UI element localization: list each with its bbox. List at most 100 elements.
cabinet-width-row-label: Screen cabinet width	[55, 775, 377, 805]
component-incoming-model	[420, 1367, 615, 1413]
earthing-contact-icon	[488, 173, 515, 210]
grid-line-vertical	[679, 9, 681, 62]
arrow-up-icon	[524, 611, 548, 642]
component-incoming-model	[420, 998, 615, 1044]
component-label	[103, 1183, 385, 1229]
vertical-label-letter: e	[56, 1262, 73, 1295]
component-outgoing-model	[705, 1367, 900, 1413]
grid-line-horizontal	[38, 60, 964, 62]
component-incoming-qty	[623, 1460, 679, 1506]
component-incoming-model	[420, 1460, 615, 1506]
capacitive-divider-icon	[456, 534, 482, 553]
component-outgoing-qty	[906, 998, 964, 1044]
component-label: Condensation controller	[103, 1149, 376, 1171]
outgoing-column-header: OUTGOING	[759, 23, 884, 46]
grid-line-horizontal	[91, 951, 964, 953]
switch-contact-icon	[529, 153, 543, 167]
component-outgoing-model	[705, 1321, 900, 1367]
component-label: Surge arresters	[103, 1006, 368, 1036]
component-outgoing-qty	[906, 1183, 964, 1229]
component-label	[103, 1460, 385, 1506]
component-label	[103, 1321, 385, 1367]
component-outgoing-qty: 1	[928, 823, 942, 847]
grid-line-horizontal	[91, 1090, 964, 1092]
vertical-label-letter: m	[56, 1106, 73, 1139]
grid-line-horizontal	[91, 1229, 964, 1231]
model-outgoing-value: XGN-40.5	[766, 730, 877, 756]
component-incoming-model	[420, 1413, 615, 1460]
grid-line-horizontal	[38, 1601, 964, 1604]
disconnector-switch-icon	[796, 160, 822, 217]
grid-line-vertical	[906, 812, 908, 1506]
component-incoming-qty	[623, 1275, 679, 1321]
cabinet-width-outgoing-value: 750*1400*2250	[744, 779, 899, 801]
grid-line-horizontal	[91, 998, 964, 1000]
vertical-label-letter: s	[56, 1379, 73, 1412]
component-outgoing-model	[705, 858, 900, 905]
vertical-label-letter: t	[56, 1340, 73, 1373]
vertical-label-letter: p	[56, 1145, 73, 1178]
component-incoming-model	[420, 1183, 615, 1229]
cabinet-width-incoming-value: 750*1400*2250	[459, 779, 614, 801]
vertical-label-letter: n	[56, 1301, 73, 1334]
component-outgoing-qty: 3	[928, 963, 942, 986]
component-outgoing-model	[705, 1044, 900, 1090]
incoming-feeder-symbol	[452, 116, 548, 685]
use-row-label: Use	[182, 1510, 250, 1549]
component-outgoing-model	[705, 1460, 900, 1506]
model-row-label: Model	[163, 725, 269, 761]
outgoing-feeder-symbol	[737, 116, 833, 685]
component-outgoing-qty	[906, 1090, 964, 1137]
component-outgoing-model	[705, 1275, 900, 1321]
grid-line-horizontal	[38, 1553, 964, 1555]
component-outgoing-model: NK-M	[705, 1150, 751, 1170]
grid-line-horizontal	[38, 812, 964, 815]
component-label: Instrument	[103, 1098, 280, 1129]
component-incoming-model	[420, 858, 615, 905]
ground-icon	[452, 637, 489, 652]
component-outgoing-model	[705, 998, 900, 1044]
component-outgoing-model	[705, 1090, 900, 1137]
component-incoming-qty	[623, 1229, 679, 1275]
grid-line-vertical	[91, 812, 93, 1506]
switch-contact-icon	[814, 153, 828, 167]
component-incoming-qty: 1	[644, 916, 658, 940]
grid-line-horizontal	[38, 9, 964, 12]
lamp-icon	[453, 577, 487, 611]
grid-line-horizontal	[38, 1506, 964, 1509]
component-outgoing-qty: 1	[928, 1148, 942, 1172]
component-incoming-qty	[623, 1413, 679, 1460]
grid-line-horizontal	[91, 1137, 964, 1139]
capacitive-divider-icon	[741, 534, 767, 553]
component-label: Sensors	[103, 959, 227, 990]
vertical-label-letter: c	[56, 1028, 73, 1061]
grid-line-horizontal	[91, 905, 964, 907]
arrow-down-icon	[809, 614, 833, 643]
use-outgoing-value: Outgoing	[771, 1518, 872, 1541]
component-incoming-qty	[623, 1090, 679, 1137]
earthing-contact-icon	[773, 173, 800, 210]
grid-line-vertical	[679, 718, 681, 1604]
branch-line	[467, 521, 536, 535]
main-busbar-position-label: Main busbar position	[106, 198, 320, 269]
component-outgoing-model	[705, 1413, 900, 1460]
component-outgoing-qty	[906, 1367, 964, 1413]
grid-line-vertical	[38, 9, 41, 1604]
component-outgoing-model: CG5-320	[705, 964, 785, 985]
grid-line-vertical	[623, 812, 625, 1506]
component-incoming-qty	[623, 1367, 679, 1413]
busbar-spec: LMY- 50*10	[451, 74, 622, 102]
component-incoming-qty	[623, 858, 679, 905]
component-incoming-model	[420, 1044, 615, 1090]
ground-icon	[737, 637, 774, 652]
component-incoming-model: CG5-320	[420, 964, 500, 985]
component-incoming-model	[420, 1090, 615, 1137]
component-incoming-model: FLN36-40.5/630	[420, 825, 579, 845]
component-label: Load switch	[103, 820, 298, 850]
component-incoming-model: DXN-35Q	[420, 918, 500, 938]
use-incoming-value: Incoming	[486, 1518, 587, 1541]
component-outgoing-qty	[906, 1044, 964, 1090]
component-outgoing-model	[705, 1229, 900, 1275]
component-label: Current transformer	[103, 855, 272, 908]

# Stated problem
Reproduce all of the material above, swapping "Surge arresters" for "Lightning arresters" and leaving every other part unchanged.

# The output
UI element localization: list each with its bbox. List at most 100 elements.
cabinet-width-row-label: Screen cabinet width	[55, 775, 377, 805]
component-incoming-model	[420, 1367, 615, 1413]
earthing-contact-icon	[488, 173, 515, 210]
grid-line-vertical	[679, 9, 681, 62]
arrow-up-icon	[524, 611, 548, 642]
component-incoming-model	[420, 998, 615, 1044]
component-label	[103, 1183, 385, 1229]
vertical-label-letter: e	[56, 1262, 73, 1295]
component-outgoing-model	[705, 1367, 900, 1413]
grid-line-horizontal	[38, 60, 964, 62]
component-incoming-qty	[623, 1460, 679, 1506]
component-incoming-model	[420, 1460, 615, 1506]
capacitive-divider-icon	[456, 534, 482, 553]
component-outgoing-qty	[906, 998, 964, 1044]
component-label: Condensation controller	[103, 1149, 376, 1171]
outgoing-column-header: OUTGOING	[759, 23, 884, 46]
grid-line-horizontal	[91, 951, 964, 953]
switch-contact-icon	[529, 153, 543, 167]
component-outgoing-model	[705, 1321, 900, 1367]
component-label: Lightning arresters	[103, 1006, 368, 1036]
component-outgoing-qty	[906, 1183, 964, 1229]
component-label	[103, 1460, 385, 1506]
component-label	[103, 1321, 385, 1367]
component-outgoing-qty: 1	[928, 823, 942, 847]
grid-line-horizontal	[91, 1090, 964, 1092]
vertical-label-letter: m	[56, 1106, 73, 1139]
grid-line-horizontal	[91, 1229, 964, 1231]
model-outgoing-value: XGN-40.5	[766, 730, 877, 756]
component-incoming-model	[420, 1413, 615, 1460]
grid-line-horizontal	[38, 1601, 964, 1604]
disconnector-switch-icon	[796, 160, 822, 217]
grid-line-vertical	[906, 812, 908, 1506]
component-incoming-qty	[623, 1275, 679, 1321]
cabinet-width-outgoing-value: 750*1400*2250	[744, 779, 899, 801]
grid-line-horizontal	[91, 998, 964, 1000]
vertical-label-letter: s	[56, 1379, 73, 1412]
component-outgoing-model	[705, 858, 900, 905]
vertical-label-letter: t	[56, 1340, 73, 1373]
vertical-label-letter: p	[56, 1145, 73, 1178]
component-incoming-model	[420, 1183, 615, 1229]
cabinet-width-incoming-value: 750*1400*2250	[459, 779, 614, 801]
vertical-label-letter: n	[56, 1301, 73, 1334]
component-outgoing-qty: 3	[928, 963, 942, 986]
component-outgoing-model	[705, 1044, 900, 1090]
incoming-feeder-symbol	[452, 116, 548, 685]
use-row-label: Use	[182, 1510, 250, 1549]
component-outgoing-model	[705, 1460, 900, 1506]
model-row-label: Model	[163, 725, 269, 761]
outgoing-feeder-symbol	[737, 116, 833, 685]
component-outgoing-qty	[906, 1090, 964, 1137]
component-outgoing-model	[705, 1275, 900, 1321]
grid-line-horizontal	[38, 1553, 964, 1555]
component-outgoing-model: NK-M	[705, 1150, 751, 1170]
grid-line-horizontal	[38, 812, 964, 815]
component-label: Instrument	[103, 1098, 280, 1129]
component-incoming-model	[420, 858, 615, 905]
ground-icon	[452, 637, 489, 652]
component-outgoing-model	[705, 998, 900, 1044]
component-outgoing-model	[705, 1090, 900, 1137]
component-incoming-qty	[623, 1229, 679, 1275]
grid-line-vertical	[91, 812, 93, 1506]
switch-contact-icon	[814, 153, 828, 167]
component-incoming-qty: 1	[644, 916, 658, 940]
grid-line-horizontal	[38, 9, 964, 12]
lamp-icon	[453, 577, 487, 611]
grid-line-horizontal	[38, 1506, 964, 1509]
component-outgoing-qty: 1	[928, 1148, 942, 1172]
component-incoming-qty	[623, 1413, 679, 1460]
grid-line-horizontal	[91, 1137, 964, 1139]
capacitive-divider-icon	[741, 534, 767, 553]
component-label: Sensors	[103, 959, 227, 990]
vertical-label-letter: c	[56, 1028, 73, 1061]
grid-line-horizontal	[91, 905, 964, 907]
arrow-down-icon	[809, 614, 833, 643]
use-outgoing-value: Outgoing	[771, 1518, 872, 1541]
component-incoming-qty	[623, 1090, 679, 1137]
earthing-contact-icon	[773, 173, 800, 210]
grid-line-vertical	[679, 718, 681, 1604]
branch-line	[467, 521, 536, 535]
main-busbar-position-label: Main busbar position	[106, 198, 320, 269]
component-outgoing-model	[705, 1413, 900, 1460]
component-outgoing-qty	[906, 1367, 964, 1413]
grid-line-vertical	[38, 9, 41, 1604]
component-outgoing-model: CG5-320	[705, 964, 785, 985]
grid-line-vertical	[623, 812, 625, 1506]
component-incoming-qty	[623, 1367, 679, 1413]
busbar-spec: LMY- 50*10	[451, 74, 622, 102]
component-incoming-qty	[623, 858, 679, 905]
component-incoming-model	[420, 1044, 615, 1090]
ground-icon	[737, 637, 774, 652]
component-incoming-model: CG5-320	[420, 964, 500, 985]
component-incoming-model	[420, 1090, 615, 1137]
component-incoming-model: FLN36-40.5/630	[420, 825, 579, 845]
component-label: Load switch	[103, 820, 298, 850]
component-incoming-model: DXN-35Q	[420, 918, 500, 938]
use-incoming-value: Incoming	[486, 1518, 587, 1541]
component-outgoing-qty	[906, 1044, 964, 1090]
component-outgoing-model	[705, 1229, 900, 1275]
component-label: Current transformer	[103, 855, 272, 908]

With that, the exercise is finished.